What to produce. Output, with no changes, the span of lines that opens with the line containing "Output a JSON" and closes with the last line.

Figure dataset records.
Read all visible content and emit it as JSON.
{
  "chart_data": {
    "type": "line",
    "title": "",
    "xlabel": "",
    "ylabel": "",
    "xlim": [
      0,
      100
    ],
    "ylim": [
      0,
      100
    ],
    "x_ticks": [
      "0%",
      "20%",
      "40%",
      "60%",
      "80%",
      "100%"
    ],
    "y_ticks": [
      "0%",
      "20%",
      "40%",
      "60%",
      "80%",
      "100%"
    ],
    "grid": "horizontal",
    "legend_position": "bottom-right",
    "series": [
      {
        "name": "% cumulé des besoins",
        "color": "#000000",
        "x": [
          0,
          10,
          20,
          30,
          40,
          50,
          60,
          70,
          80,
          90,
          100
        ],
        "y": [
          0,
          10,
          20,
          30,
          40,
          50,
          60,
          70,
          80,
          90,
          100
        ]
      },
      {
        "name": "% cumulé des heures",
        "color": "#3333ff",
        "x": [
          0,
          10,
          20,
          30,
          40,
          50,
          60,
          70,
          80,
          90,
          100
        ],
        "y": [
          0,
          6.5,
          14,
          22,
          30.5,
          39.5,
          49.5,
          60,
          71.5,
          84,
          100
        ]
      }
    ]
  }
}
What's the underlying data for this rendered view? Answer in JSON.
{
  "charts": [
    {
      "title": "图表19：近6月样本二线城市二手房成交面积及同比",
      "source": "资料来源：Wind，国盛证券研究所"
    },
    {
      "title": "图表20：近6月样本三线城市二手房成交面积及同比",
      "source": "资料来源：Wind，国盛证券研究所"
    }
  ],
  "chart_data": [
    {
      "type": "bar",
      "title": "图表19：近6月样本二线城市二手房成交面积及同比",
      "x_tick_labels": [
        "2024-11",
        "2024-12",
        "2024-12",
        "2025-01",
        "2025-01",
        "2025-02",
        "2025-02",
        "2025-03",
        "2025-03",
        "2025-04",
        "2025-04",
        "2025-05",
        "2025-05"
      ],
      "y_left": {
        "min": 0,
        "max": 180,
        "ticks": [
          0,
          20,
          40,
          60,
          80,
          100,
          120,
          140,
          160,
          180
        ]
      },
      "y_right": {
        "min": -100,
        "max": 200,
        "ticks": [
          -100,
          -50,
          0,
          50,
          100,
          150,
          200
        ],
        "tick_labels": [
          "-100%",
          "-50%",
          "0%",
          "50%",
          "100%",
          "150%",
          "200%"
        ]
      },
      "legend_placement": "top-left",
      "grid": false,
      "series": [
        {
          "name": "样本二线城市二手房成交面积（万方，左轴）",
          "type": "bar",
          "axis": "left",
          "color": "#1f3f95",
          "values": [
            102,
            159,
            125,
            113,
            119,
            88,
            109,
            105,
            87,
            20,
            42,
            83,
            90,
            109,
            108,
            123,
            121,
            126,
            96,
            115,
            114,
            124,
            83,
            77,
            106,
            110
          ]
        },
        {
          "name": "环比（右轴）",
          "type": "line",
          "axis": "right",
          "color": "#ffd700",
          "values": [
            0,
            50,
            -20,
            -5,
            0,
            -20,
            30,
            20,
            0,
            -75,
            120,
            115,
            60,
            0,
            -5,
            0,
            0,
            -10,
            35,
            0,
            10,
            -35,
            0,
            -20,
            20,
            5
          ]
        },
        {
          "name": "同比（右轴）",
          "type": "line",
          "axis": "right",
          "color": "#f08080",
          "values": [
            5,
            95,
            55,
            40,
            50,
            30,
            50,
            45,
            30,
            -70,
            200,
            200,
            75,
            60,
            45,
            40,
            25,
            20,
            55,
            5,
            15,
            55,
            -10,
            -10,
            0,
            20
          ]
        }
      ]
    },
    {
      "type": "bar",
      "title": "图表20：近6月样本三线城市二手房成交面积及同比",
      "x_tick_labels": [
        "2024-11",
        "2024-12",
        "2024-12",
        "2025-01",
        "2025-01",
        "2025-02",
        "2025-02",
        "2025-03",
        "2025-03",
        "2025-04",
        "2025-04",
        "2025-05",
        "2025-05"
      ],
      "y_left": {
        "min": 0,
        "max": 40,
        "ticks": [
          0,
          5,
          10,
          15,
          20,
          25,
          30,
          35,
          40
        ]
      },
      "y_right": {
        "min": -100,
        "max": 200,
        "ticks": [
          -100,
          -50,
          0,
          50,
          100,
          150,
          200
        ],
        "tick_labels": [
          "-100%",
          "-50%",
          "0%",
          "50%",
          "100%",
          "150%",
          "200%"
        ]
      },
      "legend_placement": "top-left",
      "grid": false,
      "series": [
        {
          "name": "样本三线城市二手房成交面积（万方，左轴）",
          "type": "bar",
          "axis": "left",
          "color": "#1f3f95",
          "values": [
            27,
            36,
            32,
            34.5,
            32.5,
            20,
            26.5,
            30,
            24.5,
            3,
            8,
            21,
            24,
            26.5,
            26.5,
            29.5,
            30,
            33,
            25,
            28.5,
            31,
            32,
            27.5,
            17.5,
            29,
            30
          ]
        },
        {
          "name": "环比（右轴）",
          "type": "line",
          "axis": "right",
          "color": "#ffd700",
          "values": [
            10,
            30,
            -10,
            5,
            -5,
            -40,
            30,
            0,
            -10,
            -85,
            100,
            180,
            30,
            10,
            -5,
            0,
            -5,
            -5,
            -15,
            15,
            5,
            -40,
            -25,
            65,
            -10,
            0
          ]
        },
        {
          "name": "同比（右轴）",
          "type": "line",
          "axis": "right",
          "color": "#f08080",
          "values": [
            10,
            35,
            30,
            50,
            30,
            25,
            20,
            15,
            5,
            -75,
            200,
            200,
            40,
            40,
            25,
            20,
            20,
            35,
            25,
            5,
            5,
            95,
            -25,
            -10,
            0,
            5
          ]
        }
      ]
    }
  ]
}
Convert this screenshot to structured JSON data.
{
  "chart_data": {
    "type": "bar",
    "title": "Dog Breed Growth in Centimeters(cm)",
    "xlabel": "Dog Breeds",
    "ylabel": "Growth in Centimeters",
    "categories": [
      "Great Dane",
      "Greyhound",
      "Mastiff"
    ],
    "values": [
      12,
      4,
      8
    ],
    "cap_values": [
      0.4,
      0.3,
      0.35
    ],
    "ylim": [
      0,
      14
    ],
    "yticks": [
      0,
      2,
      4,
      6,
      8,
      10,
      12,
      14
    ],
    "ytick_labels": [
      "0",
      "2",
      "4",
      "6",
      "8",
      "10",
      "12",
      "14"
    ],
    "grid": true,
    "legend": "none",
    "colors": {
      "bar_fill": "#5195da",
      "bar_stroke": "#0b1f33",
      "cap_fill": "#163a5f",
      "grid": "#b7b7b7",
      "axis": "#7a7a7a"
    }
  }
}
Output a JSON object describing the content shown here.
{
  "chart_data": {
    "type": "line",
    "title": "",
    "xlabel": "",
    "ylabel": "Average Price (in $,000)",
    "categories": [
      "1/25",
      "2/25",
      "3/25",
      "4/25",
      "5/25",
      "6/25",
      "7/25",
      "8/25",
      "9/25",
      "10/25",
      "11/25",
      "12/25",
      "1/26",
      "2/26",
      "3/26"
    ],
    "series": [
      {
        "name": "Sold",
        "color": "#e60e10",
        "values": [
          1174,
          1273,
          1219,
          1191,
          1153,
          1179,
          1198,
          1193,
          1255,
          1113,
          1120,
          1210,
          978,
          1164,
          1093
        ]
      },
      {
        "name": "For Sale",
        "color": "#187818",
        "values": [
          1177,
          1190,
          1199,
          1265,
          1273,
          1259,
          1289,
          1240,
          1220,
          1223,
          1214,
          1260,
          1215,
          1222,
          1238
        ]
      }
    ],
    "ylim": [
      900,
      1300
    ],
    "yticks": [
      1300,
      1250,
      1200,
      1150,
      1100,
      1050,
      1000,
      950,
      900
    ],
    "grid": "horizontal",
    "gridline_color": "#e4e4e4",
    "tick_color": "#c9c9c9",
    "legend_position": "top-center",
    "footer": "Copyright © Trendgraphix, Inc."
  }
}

Exercise solution.
Output a JSON object describing the content shown here.
{
  "chart_data": {
    "type": "line",
    "title": "",
    "xlabel": "",
    "ylabel": "Average Price (in $,000)",
    "categories": [
      "1/25",
      "2/25",
      "3/25",
      "4/25",
      "5/25",
      "6/25",
      "7/25",
      "8/25",
      "9/25",
      "10/25",
      "11/25",
      "12/25",
      "1/26",
      "2/26",
      "3/26"
    ],
    "series": [
      {
        "name": "Sold",
        "color": "#e60e10",
        "values": [
          1174,
          1273,
          1219,
          1191,
          1153,
          1179,
          1198,
          1193,
          1255,
          1113,
          1120,
          1210,
          978,
          1164,
          1093
        ]
      },
      {
        "name": "For Sale",
        "color": "#187818",
        "values": [
          1177,
          1190,
          1199,
          1265,
          1273,
          1259,
          1289,
          1240,
          1220,
          1223,
          1214,
          1260,
          1215,
          1222,
          1238
        ]
      }
    ],
    "ylim": [
      900,
      1300
    ],
    "yticks": [
      1300,
      1250,
      1200,
      1150,
      1100,
      1050,
      1000,
      950,
      900
    ],
    "grid": "horizontal",
    "gridline_color": "#e4e4e4",
    "tick_color": "#c9c9c9",
    "legend_position": "top-center",
    "footer": "Copyright © Trendgraphix, Inc."
  }
}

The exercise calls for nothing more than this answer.